ROWS:
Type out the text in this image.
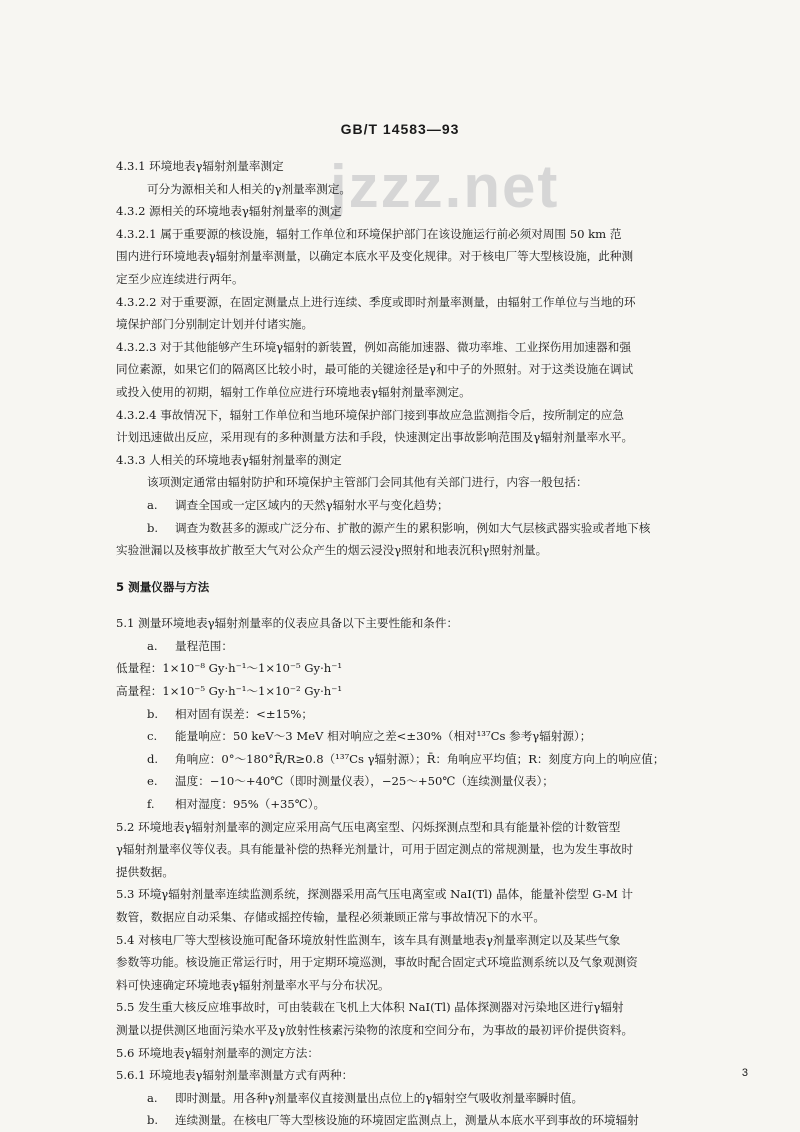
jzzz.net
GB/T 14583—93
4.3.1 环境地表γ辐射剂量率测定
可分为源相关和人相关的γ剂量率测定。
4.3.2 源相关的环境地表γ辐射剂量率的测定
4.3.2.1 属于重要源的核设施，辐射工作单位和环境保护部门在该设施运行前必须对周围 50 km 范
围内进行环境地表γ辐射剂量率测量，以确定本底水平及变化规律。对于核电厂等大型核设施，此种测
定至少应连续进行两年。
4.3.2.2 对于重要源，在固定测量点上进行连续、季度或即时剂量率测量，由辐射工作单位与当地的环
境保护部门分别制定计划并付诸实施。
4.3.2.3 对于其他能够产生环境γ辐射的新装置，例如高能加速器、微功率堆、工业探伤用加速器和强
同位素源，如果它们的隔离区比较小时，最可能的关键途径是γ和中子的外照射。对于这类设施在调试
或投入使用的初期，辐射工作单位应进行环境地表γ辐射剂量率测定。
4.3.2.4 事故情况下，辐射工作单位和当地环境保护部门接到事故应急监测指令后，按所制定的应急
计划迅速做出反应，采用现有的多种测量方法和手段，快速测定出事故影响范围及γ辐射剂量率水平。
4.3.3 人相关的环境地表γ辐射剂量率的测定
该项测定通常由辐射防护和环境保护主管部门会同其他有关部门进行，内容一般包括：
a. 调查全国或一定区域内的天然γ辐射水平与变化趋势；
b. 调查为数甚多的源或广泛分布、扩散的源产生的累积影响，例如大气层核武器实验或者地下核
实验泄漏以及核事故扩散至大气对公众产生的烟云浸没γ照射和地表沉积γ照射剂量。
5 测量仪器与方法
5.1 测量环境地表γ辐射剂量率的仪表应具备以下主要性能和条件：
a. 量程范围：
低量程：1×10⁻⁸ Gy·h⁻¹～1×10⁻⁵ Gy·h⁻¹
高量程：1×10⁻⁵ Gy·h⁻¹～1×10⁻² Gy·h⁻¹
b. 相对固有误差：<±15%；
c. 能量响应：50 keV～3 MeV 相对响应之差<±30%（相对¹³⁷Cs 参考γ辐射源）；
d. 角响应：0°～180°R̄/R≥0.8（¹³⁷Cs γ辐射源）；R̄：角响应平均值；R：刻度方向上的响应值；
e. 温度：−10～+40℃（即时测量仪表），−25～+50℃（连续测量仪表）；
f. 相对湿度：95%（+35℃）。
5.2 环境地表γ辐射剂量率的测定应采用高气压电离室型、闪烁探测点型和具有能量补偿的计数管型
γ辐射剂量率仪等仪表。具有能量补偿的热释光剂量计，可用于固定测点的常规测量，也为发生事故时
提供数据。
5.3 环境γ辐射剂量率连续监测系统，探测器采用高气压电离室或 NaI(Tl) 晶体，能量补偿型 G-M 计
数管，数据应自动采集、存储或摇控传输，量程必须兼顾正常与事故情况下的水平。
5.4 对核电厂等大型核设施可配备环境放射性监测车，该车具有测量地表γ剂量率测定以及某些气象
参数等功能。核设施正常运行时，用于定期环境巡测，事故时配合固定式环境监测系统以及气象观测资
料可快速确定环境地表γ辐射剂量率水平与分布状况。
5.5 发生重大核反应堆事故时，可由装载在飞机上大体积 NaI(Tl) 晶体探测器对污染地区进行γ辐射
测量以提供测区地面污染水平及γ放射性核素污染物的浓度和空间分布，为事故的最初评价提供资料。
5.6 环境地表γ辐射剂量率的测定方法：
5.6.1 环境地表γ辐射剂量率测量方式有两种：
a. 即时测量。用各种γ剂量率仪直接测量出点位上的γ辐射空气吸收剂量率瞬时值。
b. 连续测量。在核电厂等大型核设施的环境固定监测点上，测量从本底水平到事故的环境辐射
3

TASK STATEMENT: Leave out the pictures and copy everything else in the records word for word.

CORRECT RESULT:
Type out the text in this image.
jzzz.net
GB/T 14583—93
4.3.1 环境地表γ辐射剂量率测定
可分为源相关和人相关的γ剂量率测定。
4.3.2 源相关的环境地表γ辐射剂量率的测定
4.3.2.1 属于重要源的核设施，辐射工作单位和环境保护部门在该设施运行前必须对周围 50 km 范
围内进行环境地表γ辐射剂量率测量，以确定本底水平及变化规律。对于核电厂等大型核设施，此种测
定至少应连续进行两年。
4.3.2.2 对于重要源，在固定测量点上进行连续、季度或即时剂量率测量，由辐射工作单位与当地的环
境保护部门分别制定计划并付诸实施。
4.3.2.3 对于其他能够产生环境γ辐射的新装置，例如高能加速器、微功率堆、工业探伤用加速器和强
同位素源，如果它们的隔离区比较小时，最可能的关键途径是γ和中子的外照射。对于这类设施在调试
或投入使用的初期，辐射工作单位应进行环境地表γ辐射剂量率测定。
4.3.2.4 事故情况下，辐射工作单位和当地环境保护部门接到事故应急监测指令后，按所制定的应急
计划迅速做出反应，采用现有的多种测量方法和手段，快速测定出事故影响范围及γ辐射剂量率水平。
4.3.3 人相关的环境地表γ辐射剂量率的测定
该项测定通常由辐射防护和环境保护主管部门会同其他有关部门进行，内容一般包括：
a. 调查全国或一定区域内的天然γ辐射水平与变化趋势；
b. 调查为数甚多的源或广泛分布、扩散的源产生的累积影响，例如大气层核武器实验或者地下核
实验泄漏以及核事故扩散至大气对公众产生的烟云浸没γ照射和地表沉积γ照射剂量。
5 测量仪器与方法
5.1 测量环境地表γ辐射剂量率的仪表应具备以下主要性能和条件：
a. 量程范围：
低量程：1×10⁻⁸ Gy·h⁻¹～1×10⁻⁵ Gy·h⁻¹
高量程：1×10⁻⁵ Gy·h⁻¹～1×10⁻² Gy·h⁻¹
b. 相对固有误差：<±15%；
c. 能量响应：50 keV～3 MeV 相对响应之差<±30%（相对¹³⁷Cs 参考γ辐射源）；
d. 角响应：0°～180°R̄/R≥0.8（¹³⁷Cs γ辐射源）；R̄：角响应平均值；R：刻度方向上的响应值；
e. 温度：−10～+40℃（即时测量仪表），−25～+50℃（连续测量仪表）；
f. 相对湿度：95%（+35℃）。
5.2 环境地表γ辐射剂量率的测定应采用高气压电离室型、闪烁探测点型和具有能量补偿的计数管型
γ辐射剂量率仪等仪表。具有能量补偿的热释光剂量计，可用于固定测点的常规测量，也为发生事故时
提供数据。
5.3 环境γ辐射剂量率连续监测系统，探测器采用高气压电离室或 NaI(Tl) 晶体，能量补偿型 G-M 计
数管，数据应自动采集、存储或摇控传输，量程必须兼顾正常与事故情况下的水平。
5.4 对核电厂等大型核设施可配备环境放射性监测车，该车具有测量地表γ剂量率测定以及某些气象
参数等功能。核设施正常运行时，用于定期环境巡测，事故时配合固定式环境监测系统以及气象观测资
料可快速确定环境地表γ辐射剂量率水平与分布状况。
5.5 发生重大核反应堆事故时，可由装载在飞机上大体积 NaI(Tl) 晶体探测器对污染地区进行γ辐射
测量以提供测区地面污染水平及γ放射性核素污染物的浓度和空间分布，为事故的最初评价提供资料。
5.6 环境地表γ辐射剂量率的测定方法：
5.6.1 环境地表γ辐射剂量率测量方式有两种：
a. 即时测量。用各种γ剂量率仪直接测量出点位上的γ辐射空气吸收剂量率瞬时值。
b. 连续测量。在核电厂等大型核设施的环境固定监测点上，测量从本底水平到事故的环境辐射
3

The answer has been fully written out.